Saturday, March 29, 2014

What is the worth of a man?

I wrote the following draft in 2006, and then set it aside, because I couldn't reach a conclusion, except that this is wrong:

This has bothered me for some time now. When I was young, and more, when my dad was young, a man could do a day's physical work, and earn enough money to buy himself food, and a place to sleep. This is what Roger Miller sang about in "King of the Road": "two hours of pushin' broom Buys an eight-by-twelve four-bit room." And if you had a skill, or a college education, you could earn more than that, maybe enough to buy a house and start a family.

Sometime between then and now, it's gotten too expensive to be a working American. Now, a man doing a day's physical work doesn't make enough money to pay the rent, and if he has a family, he and his wife both have to work two jobs just to get from one end of the month to another. And the kids stay home alone after school because there's no money for child care.

What happened? I'm afraid globalization is what happened. Factory jobs went from a place where people want safe working conditions, and a break for lunch, and a pension, and maybe to buy a house - to places where people are happy to work for $5 a day or less, and don't complain about working conditions or lunch breaks. This is why the stuff at Wal-Mart is so cheap, and not just Wal-Mart.

In the case of jobs that can't be exported, like fruit and vegetable picking, we imported the people instead: that's what the illegal immigrants everyone's talking about are doing. And because they're illegal, they're doing it for less than minimum wage - how can they complain? So to keep the produce we eat cheap enough for us to buy it, we pay the pickers so little that Americans can't afford to do the work. The immigrants live four or six to a room, and send money home. And a job that Americans did seventy years ago (what do you think the Okies came to California to do, during the Dust Bowl?) is no longer an option, even if Americans wanted to do it. Some people say Americans "won't take those jobs." Well, they certainly won't at those wages.

It's not just factory jobs anymore. Eighteen years ago I became a computer programmer, because it was a good career path. Now, there are damn few entry level computer jobs; they've gone to India where they can get a kid with a college degree in computer science for $20,000 a year. I've read complaints that American kids aren't studying engineering, especially computer engineering, in college. Why should they? The jobs are in India. And senior people with long careers are told they're "not measuring up", and then replaced by a college grad for a quarter of the salary.

Rows
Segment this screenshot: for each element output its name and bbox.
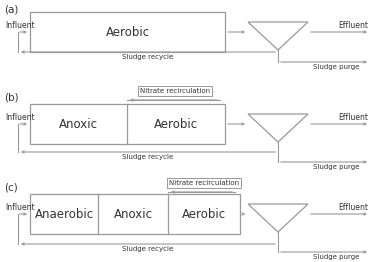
Text: (c): (c) bbox=[4, 182, 18, 192]
Bar bbox=[30, 12, 225, 52]
Text: Anoxic: Anoxic bbox=[59, 117, 98, 130]
Text: (a): (a) bbox=[4, 4, 18, 14]
Text: Sludge purge: Sludge purge bbox=[313, 254, 359, 260]
Text: Effluent: Effluent bbox=[338, 21, 368, 30]
Text: Effluent: Effluent bbox=[338, 113, 368, 122]
Text: Influent: Influent bbox=[5, 203, 35, 212]
Text: Aerobic: Aerobic bbox=[105, 25, 150, 39]
Text: Nitrate recirculation: Nitrate recirculation bbox=[140, 88, 210, 94]
Text: Nitrate recirculation: Nitrate recirculation bbox=[169, 180, 239, 186]
Bar bbox=[30, 194, 240, 234]
Text: Sludge purge: Sludge purge bbox=[313, 164, 359, 170]
Text: Sludge recycle: Sludge recycle bbox=[122, 54, 174, 60]
Text: Anoxic: Anoxic bbox=[114, 208, 153, 221]
Text: Influent: Influent bbox=[5, 21, 35, 30]
Text: Sludge purge: Sludge purge bbox=[313, 64, 359, 70]
Text: Effluent: Effluent bbox=[338, 203, 368, 212]
Text: Anaerobic: Anaerobic bbox=[35, 208, 94, 221]
Bar bbox=[30, 104, 225, 144]
Text: Aerobic: Aerobic bbox=[182, 208, 226, 221]
Text: Sludge recycle: Sludge recycle bbox=[122, 154, 174, 160]
Text: (b): (b) bbox=[4, 92, 19, 102]
Text: Aerobic: Aerobic bbox=[154, 117, 198, 130]
Text: Sludge recycle: Sludge recycle bbox=[122, 246, 174, 252]
Text: Influent: Influent bbox=[5, 113, 35, 122]
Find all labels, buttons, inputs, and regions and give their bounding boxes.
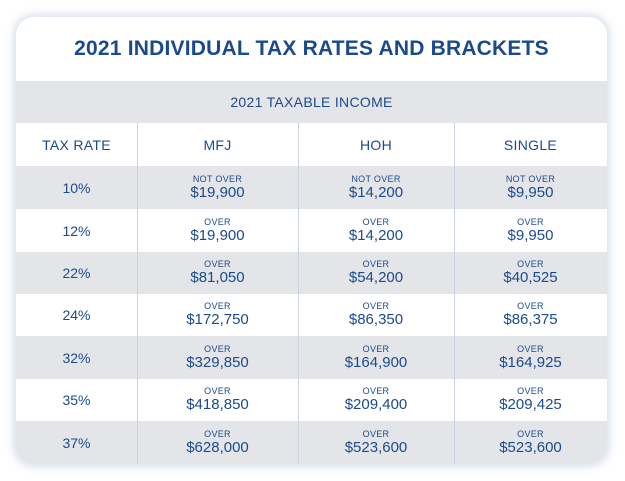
tax-rate-cell: 37% [16, 421, 137, 464]
threshold-amount: $54,200 [348, 269, 404, 286]
threshold-qualifier: NOT OVER [351, 173, 401, 184]
taxable-income-subheader: 2021 TAXABLE INCOME [16, 81, 607, 123]
threshold-qualifier: OVER [517, 386, 544, 396]
threshold-amount: $418,850 [186, 396, 249, 413]
single-cell: OVER $164,925 [454, 336, 607, 379]
threshold-amount: $81,050 [190, 269, 245, 286]
tax-brackets-table: TAX RATE MFJ HOH SINGLE 10% NOT OVER $19,… [16, 123, 607, 464]
threshold-qualifier: OVER [204, 216, 231, 227]
tax-rate-value: 32% [62, 349, 91, 366]
threshold-amount: $40,525 [503, 269, 558, 286]
mfj-cell: OVER $172,750 [137, 294, 298, 336]
tax-rate-cell: 32% [16, 336, 137, 379]
hoh-cell: OVER $209,400 [298, 379, 454, 421]
threshold-qualifier: NOT OVER [505, 173, 556, 184]
threshold-amount: $86,375 [503, 311, 558, 328]
single-cell: OVER $523,600 [454, 421, 607, 464]
threshold-amount: $19,900 [190, 226, 245, 244]
mfj-cell: NOT OVER $19,900 [137, 166, 298, 209]
hoh-cell: OVER $523,600 [298, 421, 454, 464]
mfj-cell: OVER $418,850 [137, 379, 298, 421]
tax-rate-value: 35% [62, 392, 91, 408]
threshold-amount: $14,200 [348, 183, 404, 201]
threshold-amount: $329,850 [186, 353, 249, 371]
threshold-qualifier: OVER [517, 428, 544, 439]
threshold-amount: $164,900 [344, 353, 408, 371]
threshold-amount: $19,900 [190, 183, 245, 201]
single-cell: OVER $9,950 [454, 209, 607, 252]
tax-rate-value: 24% [62, 307, 91, 323]
single-cell: NOT OVER $9,950 [454, 166, 607, 209]
tax-rate-value: 10% [62, 179, 91, 196]
threshold-amount: $86,350 [348, 311, 404, 328]
threshold-qualifier: NOT OVER [192, 173, 243, 184]
threshold-qualifier: OVER [362, 386, 390, 396]
table-row: 32% OVER $329,850 OVER $164,900 OVER $164,9… [16, 336, 607, 379]
threshold-amount: $209,400 [344, 396, 408, 413]
column-header-hoh: HOH [359, 136, 392, 153]
threshold-qualifier: OVER [204, 428, 231, 439]
table-row: 10% NOT OVER $19,900 NOT OVER $14,200 NOT … [16, 166, 607, 209]
mfj-cell: OVER $19,900 [137, 209, 298, 252]
threshold-amount: $523,600 [499, 438, 562, 456]
mfj-cell: OVER $329,850 [137, 336, 298, 379]
threshold-amount: $9,950 [507, 183, 554, 201]
tax-rate-cell: 12% [16, 209, 137, 252]
single-cell: OVER $209,425 [454, 379, 607, 421]
threshold-qualifier: OVER [204, 259, 231, 269]
single-cell: OVER $86,375 [454, 294, 607, 336]
threshold-amount: $9,950 [507, 226, 554, 244]
table-row: 12% OVER $19,900 OVER $14,200 OVER $9,950 [16, 209, 607, 252]
column-header-tax-rate: TAX RATE [42, 136, 111, 153]
column-divider [137, 123, 138, 464]
tax-rate-cell: 22% [16, 252, 137, 294]
table-row: 35% OVER $418,850 OVER $209,400 OVER $209,4… [16, 379, 607, 421]
threshold-qualifier: OVER [517, 259, 544, 269]
hoh-cell: OVER $14,200 [298, 209, 454, 252]
threshold-qualifier: OVER [517, 216, 544, 227]
column-divider [454, 123, 455, 464]
threshold-qualifier: OVER [204, 386, 231, 396]
mfj-cell: OVER $81,050 [137, 252, 298, 294]
hoh-cell: OVER $54,200 [298, 252, 454, 294]
tax-rate-cell: 10% [16, 166, 137, 209]
tax-rate-value: 37% [62, 434, 91, 451]
tax-table-card: 2021 INDIVIDUAL TAX RATES AND BRACKETS 2… [16, 17, 607, 464]
column-header-row: TAX RATE MFJ HOH SINGLE [16, 123, 607, 166]
threshold-qualifier: OVER [362, 259, 390, 269]
column-header-mfj: MFJ [203, 136, 232, 153]
hoh-cell: OVER $164,900 [298, 336, 454, 379]
threshold-amount: $172,750 [186, 311, 249, 328]
tax-rate-value: 12% [62, 222, 91, 239]
mfj-cell: OVER $628,000 [137, 421, 298, 464]
threshold-amount: $164,925 [499, 353, 562, 371]
threshold-amount: $209,425 [499, 396, 562, 413]
tax-rate-cell: 24% [16, 294, 137, 336]
threshold-amount: $14,200 [348, 226, 404, 244]
threshold-qualifier: OVER [204, 301, 231, 311]
tax-rate-value: 22% [62, 265, 91, 281]
threshold-amount: $628,000 [186, 438, 249, 456]
threshold-qualifier: OVER [362, 343, 390, 354]
single-cell: OVER $40,525 [454, 252, 607, 294]
hoh-cell: NOT OVER $14,200 [298, 166, 454, 209]
threshold-qualifier: OVER [204, 343, 231, 354]
hoh-cell: OVER $86,350 [298, 294, 454, 336]
threshold-qualifier: OVER [517, 301, 544, 311]
table-row: 24% OVER $172,750 OVER $86,350 OVER $86,375 [16, 294, 607, 336]
threshold-qualifier: OVER [362, 301, 390, 311]
tax-rate-cell: 35% [16, 379, 137, 421]
threshold-qualifier: OVER [362, 428, 390, 439]
threshold-amount: $523,600 [344, 438, 408, 456]
table-title: 2021 INDIVIDUAL TAX RATES AND BRACKETS [74, 37, 549, 60]
table-row: 37% OVER $628,000 OVER $523,600 OVER $523,6… [16, 421, 607, 464]
table-row: 22% OVER $81,050 OVER $54,200 OVER $40,525 [16, 252, 607, 294]
threshold-qualifier: OVER [517, 343, 544, 354]
column-header-single: SINGLE [503, 136, 558, 153]
threshold-qualifier: OVER [362, 216, 390, 227]
column-divider [298, 123, 299, 464]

The tasks
1 > According to the essay on the worth of a man, how much a year does a company pay a college graduate in computer science in India?
2 > Continue the essay on the worth of a man from the point where it stops.
The rows were taken from a different source than the essay.

Task-by-task answers
1 > $20,000 a year.

2 >
That was in 2006.  It's now 2014.  The intervening 8 years have made it brutally clear that the America I grew up in no longer exists.  We've reverted to the America my grandparents grew up in - historians call it "The Gilded Age."  The age where all employment was "at will," there were no work rules and no safety requirements, and if you got sick you went home to recover or die, without pay, because there was no "sick leave" and only the rich could afford doctors.  Check it out on Wikipedia - the first pre-paid health care arrangements coalesced into Blue Cross in the 1930s, and employer insurance came in during World War II because wartime regulations didn't allow salary raises (see the Wikipedia article cited above).


Income in America today is appallingly unequal.  I'd usually cite the research, but we've all read it.  The rich now own Congress - hell, the rich now are Congress.  And the Supreme Court supports them.  Justice Scalia goes duck hunting with them.  Sure the judiciary is independent.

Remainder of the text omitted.